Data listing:
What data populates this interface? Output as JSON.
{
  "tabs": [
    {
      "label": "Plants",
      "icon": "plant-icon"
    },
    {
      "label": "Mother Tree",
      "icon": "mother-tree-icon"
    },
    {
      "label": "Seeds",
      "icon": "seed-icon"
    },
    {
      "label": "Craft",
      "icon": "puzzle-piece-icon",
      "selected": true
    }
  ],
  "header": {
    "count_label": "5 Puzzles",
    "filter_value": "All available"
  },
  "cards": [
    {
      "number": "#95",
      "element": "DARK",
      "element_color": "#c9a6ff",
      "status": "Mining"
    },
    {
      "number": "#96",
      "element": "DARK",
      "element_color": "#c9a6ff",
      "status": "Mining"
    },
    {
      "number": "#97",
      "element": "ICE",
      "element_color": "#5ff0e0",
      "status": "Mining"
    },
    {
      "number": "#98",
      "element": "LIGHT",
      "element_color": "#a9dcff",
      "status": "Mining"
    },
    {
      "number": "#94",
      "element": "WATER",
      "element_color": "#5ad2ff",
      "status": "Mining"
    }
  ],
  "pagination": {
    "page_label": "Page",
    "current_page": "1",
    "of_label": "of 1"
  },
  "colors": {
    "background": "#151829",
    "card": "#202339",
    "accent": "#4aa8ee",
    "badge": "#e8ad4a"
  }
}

(Goal of the exercise): Output each record precisely as given.

(Expected answer):
What data populates this interface? Output as JSON.
{
  "tabs": [
    {
      "label": "Plants",
      "icon": "plant-icon"
    },
    {
      "label": "Mother Tree",
      "icon": "mother-tree-icon"
    },
    {
      "label": "Seeds",
      "icon": "seed-icon"
    },
    {
      "label": "Craft",
      "icon": "puzzle-piece-icon",
      "selected": true
    }
  ],
  "header": {
    "count_label": "5 Puzzles",
    "filter_value": "All available"
  },
  "cards": [
    {
      "number": "#95",
      "element": "DARK",
      "element_color": "#c9a6ff",
      "status": "Mining"
    },
    {
      "number": "#96",
      "element": "DARK",
      "element_color": "#c9a6ff",
      "status": "Mining"
    },
    {
      "number": "#97",
      "element": "ICE",
      "element_color": "#5ff0e0",
      "status": "Mining"
    },
    {
      "number": "#98",
      "element": "LIGHT",
      "element_color": "#a9dcff",
      "status": "Mining"
    },
    {
      "number": "#94",
      "element": "WATER",
      "element_color": "#5ad2ff",
      "status": "Mining"
    }
  ],
  "pagination": {
    "page_label": "Page",
    "current_page": "1",
    "of_label": "of 1"
  },
  "colors": {
    "background": "#151829",
    "card": "#202339",
    "accent": "#4aa8ee",
    "badge": "#e8ad4a"
  }
}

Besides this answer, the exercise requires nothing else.